Task requirements —
Provide the records once more, identical to the original.

══════════

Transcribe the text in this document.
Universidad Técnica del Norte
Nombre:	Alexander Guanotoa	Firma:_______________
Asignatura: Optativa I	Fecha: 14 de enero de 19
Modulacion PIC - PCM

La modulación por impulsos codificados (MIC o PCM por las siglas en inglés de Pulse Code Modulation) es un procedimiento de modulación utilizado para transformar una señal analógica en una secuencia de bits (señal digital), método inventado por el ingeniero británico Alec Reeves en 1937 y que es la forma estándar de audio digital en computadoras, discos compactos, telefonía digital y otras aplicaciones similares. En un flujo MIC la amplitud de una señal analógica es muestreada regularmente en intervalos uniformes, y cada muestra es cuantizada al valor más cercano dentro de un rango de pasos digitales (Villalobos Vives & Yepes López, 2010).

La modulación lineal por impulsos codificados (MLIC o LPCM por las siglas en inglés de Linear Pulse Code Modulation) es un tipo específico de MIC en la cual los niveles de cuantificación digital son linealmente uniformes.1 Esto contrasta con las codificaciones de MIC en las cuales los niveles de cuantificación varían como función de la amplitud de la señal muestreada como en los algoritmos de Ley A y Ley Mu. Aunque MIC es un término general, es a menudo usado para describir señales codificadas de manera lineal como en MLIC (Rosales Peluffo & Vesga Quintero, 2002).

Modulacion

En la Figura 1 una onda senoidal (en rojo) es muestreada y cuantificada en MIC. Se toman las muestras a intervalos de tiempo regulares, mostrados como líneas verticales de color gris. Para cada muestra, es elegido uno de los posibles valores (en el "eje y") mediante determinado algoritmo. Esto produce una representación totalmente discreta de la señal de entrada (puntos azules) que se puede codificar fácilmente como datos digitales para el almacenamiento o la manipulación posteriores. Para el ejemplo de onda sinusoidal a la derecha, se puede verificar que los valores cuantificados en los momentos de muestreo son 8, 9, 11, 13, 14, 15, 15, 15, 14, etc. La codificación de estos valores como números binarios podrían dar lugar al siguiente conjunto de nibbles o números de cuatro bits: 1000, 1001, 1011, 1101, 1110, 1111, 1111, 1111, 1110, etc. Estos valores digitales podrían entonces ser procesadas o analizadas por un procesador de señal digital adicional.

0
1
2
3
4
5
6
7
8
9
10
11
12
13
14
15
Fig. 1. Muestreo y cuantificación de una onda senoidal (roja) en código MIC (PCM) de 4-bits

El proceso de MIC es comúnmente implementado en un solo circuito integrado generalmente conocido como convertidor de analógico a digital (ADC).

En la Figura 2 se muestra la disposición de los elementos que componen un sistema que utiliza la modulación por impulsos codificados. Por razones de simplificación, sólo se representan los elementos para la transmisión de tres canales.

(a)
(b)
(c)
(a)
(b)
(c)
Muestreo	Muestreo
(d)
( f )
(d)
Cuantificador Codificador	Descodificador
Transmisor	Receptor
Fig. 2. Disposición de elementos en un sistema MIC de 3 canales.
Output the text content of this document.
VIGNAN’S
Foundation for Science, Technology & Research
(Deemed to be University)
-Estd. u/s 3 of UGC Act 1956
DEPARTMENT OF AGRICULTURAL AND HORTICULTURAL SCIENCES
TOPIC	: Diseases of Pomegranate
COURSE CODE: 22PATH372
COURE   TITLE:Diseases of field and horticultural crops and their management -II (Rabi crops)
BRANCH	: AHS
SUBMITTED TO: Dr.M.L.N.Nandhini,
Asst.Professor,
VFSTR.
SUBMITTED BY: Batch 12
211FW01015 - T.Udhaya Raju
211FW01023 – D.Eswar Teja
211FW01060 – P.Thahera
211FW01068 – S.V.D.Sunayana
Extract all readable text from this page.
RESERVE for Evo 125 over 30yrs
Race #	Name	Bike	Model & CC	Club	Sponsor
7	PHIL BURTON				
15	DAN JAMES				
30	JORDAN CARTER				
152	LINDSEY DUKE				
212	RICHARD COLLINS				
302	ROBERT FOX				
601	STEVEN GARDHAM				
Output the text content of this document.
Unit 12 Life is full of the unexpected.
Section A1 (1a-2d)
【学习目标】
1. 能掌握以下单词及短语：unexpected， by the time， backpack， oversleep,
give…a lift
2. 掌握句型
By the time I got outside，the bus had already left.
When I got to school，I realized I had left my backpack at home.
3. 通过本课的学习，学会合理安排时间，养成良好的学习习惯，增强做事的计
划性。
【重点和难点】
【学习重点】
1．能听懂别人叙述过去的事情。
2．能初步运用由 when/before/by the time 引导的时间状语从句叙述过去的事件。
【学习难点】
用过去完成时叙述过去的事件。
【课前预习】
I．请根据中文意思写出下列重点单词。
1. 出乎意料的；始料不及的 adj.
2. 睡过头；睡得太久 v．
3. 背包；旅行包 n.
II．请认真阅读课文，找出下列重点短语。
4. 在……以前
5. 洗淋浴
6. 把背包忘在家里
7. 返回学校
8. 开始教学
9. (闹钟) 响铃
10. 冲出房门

══════════

Reply to the exercise —
Transcribe the text in this document.
Universidad Técnica del Norte
Nombre:	Alexander Guanotoa	Firma:_______________
Asignatura: Optativa I	Fecha: 14 de enero de 19
Modulacion PIC - PCM

La modulación por impulsos codificados (MIC o PCM por las siglas en inglés de Pulse Code Modulation) es un procedimiento de modulación utilizado para transformar una señal analógica en una secuencia de bits (señal digital), método inventado por el ingeniero británico Alec Reeves en 1937 y que es la forma estándar de audio digital en computadoras, discos compactos, telefonía digital y otras aplicaciones similares. En un flujo MIC la amplitud de una señal analógica es muestreada regularmente en intervalos uniformes, y cada muestra es cuantizada al valor más cercano dentro de un rango de pasos digitales (Villalobos Vives & Yepes López, 2010).

La modulación lineal por impulsos codificados (MLIC o LPCM por las siglas en inglés de Linear Pulse Code Modulation) es un tipo específico de MIC en la cual los niveles de cuantificación digital son linealmente uniformes.1 Esto contrasta con las codificaciones de MIC en las cuales los niveles de cuantificación varían como función de la amplitud de la señal muestreada como en los algoritmos de Ley A y Ley Mu. Aunque MIC es un término general, es a menudo usado para describir señales codificadas de manera lineal como en MLIC (Rosales Peluffo & Vesga Quintero, 2002).

Modulacion

En la Figura 1 una onda senoidal (en rojo) es muestreada y cuantificada en MIC. Se toman las muestras a intervalos de tiempo regulares, mostrados como líneas verticales de color gris. Para cada muestra, es elegido uno de los posibles valores (en el "eje y") mediante determinado algoritmo. Esto produce una representación totalmente discreta de la señal de entrada (puntos azules) que se puede codificar fácilmente como datos digitales para el almacenamiento o la manipulación posteriores. Para el ejemplo de onda sinusoidal a la derecha, se puede verificar que los valores cuantificados en los momentos de muestreo son 8, 9, 11, 13, 14, 15, 15, 15, 14, etc. La codificación de estos valores como números binarios podrían dar lugar al siguiente conjunto de nibbles o números de cuatro bits: 1000, 1001, 1011, 1101, 1110, 1111, 1111, 1111, 1110, etc. Estos valores digitales podrían entonces ser procesadas o analizadas por un procesador de señal digital adicional.

0
1
2
3
4
5
6
7
8
9
10
11
12
13
14
15
Fig. 1. Muestreo y cuantificación de una onda senoidal (roja) en código MIC (PCM) de 4-bits

El proceso de MIC es comúnmente implementado en un solo circuito integrado generalmente conocido como convertidor de analógico a digital (ADC).

En la Figura 2 se muestra la disposición de los elementos que componen un sistema que utiliza la modulación por impulsos codificados. Por razones de simplificación, sólo se representan los elementos para la transmisión de tres canales.

(a)
(b)
(c)
(a)
(b)
(c)
Muestreo	Muestreo
(d)
( f )
(d)
Cuantificador Codificador	Descodificador
Transmisor	Receptor
Fig. 2. Disposición de elementos en un sistema MIC de 3 canales.
Output the text content of this document.
VIGNAN’S
Foundation for Science, Technology & Research
(Deemed to be University)
-Estd. u/s 3 of UGC Act 1956
DEPARTMENT OF AGRICULTURAL AND HORTICULTURAL SCIENCES
TOPIC	: Diseases of Pomegranate
COURSE CODE: 22PATH372
COURE   TITLE:Diseases of field and horticultural crops and their management -II (Rabi crops)
BRANCH	: AHS
SUBMITTED TO: Dr.M.L.N.Nandhini,
Asst.Professor,
VFSTR.
SUBMITTED BY: Batch 12
211FW01015 - T.Udhaya Raju
211FW01023 – D.Eswar Teja
211FW01060 – P.Thahera
211FW01068 – S.V.D.Sunayana
Extract all readable text from this page.
RESERVE for Evo 125 over 30yrs
Race #	Name	Bike	Model & CC	Club	Sponsor
7	PHIL BURTON				
15	DAN JAMES				
30	JORDAN CARTER				
152	LINDSEY DUKE				
212	RICHARD COLLINS				
302	ROBERT FOX				
601	STEVEN GARDHAM				
Output the text content of this document.
Unit 12 Life is full of the unexpected.
Section A1 (1a-2d)
【学习目标】
1. 能掌握以下单词及短语：unexpected， by the time， backpack， oversleep,
give…a lift
2. 掌握句型
By the time I got outside，the bus had already left.
When I got to school，I realized I had left my backpack at home.
3. 通过本课的学习，学会合理安排时间，养成良好的学习习惯，增强做事的计
划性。
【重点和难点】
【学习重点】
1．能听懂别人叙述过去的事情。
2．能初步运用由 when/before/by the time 引导的时间状语从句叙述过去的事件。
【学习难点】
用过去完成时叙述过去的事件。
【课前预习】
I．请根据中文意思写出下列重点单词。
1. 出乎意料的；始料不及的 adj.
2. 睡过头；睡得太久 v．
3. 背包；旅行包 n.
II．请认真阅读课文，找出下列重点短语。
4. 在……以前
5. 洗淋浴
6. 把背包忘在家里
7. 返回学校
8. 开始教学
9. (闹钟) 响铃
10. 冲出房门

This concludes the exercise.